Given problem:
Copy out all lines carrying the word "school".

======== Extracted records

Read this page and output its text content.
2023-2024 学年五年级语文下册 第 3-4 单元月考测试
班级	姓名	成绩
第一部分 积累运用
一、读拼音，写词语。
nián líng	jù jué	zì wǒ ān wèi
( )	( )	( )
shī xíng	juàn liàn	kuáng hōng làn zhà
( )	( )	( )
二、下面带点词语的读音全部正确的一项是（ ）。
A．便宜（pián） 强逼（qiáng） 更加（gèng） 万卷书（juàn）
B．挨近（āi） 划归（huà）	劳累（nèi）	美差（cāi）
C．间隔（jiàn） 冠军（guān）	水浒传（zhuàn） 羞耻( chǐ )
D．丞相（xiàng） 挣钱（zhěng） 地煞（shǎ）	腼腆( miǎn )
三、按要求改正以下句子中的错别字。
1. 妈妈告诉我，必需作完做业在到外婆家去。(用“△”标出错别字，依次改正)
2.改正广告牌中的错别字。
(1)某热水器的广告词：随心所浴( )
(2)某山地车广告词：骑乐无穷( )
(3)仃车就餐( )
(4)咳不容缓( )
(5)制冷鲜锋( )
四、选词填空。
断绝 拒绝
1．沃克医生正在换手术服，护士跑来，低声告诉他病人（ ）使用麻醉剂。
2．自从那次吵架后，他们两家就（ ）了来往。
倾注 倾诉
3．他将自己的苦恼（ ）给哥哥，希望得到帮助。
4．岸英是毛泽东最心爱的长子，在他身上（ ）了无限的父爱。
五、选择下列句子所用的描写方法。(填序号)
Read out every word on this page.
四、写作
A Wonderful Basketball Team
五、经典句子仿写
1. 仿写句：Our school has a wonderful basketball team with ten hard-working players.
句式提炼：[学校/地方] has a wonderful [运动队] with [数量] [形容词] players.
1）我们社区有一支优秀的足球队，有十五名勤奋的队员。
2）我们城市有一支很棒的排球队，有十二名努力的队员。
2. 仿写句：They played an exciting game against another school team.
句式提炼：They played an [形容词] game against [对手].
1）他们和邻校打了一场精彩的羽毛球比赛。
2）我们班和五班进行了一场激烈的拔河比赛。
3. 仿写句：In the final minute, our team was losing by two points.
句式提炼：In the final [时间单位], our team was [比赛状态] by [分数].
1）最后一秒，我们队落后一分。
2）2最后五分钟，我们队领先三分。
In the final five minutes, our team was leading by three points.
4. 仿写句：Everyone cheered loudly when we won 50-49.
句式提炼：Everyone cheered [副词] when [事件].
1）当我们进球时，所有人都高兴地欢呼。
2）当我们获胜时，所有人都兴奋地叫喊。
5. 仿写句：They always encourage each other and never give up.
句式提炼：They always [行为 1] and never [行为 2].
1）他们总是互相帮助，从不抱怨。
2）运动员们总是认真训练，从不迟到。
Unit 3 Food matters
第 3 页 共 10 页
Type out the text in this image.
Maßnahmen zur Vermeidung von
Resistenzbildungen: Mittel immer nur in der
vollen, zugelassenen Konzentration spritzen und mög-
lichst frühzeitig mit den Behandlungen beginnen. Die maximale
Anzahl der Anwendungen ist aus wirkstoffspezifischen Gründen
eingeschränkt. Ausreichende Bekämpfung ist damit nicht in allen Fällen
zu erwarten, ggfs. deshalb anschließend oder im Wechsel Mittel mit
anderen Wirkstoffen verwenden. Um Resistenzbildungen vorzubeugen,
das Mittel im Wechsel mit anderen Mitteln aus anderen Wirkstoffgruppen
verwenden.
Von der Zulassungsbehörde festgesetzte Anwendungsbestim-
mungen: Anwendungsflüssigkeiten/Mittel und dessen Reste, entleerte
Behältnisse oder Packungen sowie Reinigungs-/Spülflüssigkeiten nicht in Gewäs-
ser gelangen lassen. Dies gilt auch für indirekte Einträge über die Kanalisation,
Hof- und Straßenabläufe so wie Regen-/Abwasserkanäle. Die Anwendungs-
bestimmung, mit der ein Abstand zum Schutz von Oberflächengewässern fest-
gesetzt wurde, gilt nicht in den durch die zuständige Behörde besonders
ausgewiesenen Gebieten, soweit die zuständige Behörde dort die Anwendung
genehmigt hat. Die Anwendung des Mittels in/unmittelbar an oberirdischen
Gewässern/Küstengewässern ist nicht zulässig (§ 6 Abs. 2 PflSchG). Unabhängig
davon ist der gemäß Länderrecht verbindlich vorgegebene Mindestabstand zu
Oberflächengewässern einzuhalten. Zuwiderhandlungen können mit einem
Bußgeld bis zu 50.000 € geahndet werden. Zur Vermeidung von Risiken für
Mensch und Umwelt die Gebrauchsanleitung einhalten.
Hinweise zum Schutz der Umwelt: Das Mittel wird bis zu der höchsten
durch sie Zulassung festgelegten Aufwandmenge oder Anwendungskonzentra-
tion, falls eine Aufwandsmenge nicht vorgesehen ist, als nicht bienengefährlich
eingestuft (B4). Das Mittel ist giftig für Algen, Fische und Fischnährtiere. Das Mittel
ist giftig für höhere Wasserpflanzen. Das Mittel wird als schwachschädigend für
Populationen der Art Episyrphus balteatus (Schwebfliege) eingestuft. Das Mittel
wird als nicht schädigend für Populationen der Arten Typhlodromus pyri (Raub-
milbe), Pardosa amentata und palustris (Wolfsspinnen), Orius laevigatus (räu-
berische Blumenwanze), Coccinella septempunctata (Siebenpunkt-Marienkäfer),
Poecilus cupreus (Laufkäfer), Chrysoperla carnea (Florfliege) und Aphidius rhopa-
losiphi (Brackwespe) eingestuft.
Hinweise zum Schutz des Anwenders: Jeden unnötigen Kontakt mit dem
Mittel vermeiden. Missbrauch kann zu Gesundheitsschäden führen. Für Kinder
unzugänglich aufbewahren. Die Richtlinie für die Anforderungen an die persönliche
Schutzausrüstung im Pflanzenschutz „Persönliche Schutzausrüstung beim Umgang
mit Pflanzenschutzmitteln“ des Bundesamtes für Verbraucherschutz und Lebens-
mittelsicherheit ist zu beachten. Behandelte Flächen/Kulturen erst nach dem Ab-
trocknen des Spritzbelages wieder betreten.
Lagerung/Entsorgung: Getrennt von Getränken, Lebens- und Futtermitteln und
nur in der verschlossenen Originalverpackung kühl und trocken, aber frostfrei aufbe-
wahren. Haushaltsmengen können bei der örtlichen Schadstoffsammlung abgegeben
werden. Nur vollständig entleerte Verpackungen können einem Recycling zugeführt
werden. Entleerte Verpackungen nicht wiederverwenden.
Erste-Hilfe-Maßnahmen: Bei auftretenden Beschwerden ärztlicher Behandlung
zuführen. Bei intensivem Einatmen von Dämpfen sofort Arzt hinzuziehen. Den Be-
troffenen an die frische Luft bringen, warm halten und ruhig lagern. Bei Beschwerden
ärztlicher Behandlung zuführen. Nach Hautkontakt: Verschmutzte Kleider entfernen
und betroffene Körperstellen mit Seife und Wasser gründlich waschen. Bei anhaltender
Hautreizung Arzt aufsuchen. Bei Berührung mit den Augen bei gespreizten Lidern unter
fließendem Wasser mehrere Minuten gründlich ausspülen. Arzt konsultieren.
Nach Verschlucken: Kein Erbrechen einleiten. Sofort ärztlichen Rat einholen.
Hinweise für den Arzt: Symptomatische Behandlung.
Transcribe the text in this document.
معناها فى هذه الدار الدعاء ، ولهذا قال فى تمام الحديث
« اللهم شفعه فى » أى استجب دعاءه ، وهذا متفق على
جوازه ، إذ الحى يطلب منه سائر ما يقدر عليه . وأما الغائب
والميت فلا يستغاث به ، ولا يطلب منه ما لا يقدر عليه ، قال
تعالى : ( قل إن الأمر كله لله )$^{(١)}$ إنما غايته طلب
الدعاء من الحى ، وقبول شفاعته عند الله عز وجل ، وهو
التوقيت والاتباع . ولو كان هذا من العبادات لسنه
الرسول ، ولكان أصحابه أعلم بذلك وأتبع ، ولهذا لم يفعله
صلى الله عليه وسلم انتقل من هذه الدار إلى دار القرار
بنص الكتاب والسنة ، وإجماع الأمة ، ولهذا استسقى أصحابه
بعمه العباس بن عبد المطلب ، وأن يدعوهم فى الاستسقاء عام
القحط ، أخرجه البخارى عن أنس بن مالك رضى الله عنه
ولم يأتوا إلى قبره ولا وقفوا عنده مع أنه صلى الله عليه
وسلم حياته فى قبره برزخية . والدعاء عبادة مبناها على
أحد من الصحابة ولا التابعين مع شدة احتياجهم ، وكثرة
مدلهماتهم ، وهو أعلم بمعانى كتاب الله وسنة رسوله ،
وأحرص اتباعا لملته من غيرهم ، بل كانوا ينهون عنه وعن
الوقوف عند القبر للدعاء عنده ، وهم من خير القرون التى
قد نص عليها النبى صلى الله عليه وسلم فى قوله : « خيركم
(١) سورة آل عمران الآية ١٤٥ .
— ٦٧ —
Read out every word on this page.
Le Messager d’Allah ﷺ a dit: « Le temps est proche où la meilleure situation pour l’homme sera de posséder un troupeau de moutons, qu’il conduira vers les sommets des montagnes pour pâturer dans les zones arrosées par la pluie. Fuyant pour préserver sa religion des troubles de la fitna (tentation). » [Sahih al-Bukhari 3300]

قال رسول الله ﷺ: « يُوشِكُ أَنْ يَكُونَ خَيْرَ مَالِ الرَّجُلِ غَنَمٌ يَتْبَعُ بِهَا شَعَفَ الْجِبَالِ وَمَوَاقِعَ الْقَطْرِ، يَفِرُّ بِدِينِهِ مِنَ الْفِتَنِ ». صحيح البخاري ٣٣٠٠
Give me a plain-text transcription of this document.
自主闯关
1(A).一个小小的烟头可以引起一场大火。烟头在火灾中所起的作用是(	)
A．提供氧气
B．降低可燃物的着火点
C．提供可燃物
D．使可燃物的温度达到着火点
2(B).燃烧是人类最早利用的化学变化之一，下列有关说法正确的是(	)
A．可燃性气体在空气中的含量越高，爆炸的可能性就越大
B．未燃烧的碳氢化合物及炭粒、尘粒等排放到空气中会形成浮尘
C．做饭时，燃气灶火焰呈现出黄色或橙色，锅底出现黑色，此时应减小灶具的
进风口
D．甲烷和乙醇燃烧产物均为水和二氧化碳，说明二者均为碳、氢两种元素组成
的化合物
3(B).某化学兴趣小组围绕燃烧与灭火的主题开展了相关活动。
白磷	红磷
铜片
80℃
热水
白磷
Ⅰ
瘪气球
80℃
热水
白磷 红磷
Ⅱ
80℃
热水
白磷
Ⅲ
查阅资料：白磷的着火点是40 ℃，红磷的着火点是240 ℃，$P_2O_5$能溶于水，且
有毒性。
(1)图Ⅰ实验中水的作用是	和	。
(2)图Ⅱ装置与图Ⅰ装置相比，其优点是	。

================

Result below:
1. 仿写句：Our school has a wonderful basketball team with ten hard-working players.
2. 仿写句：They played an exciting game against another school team.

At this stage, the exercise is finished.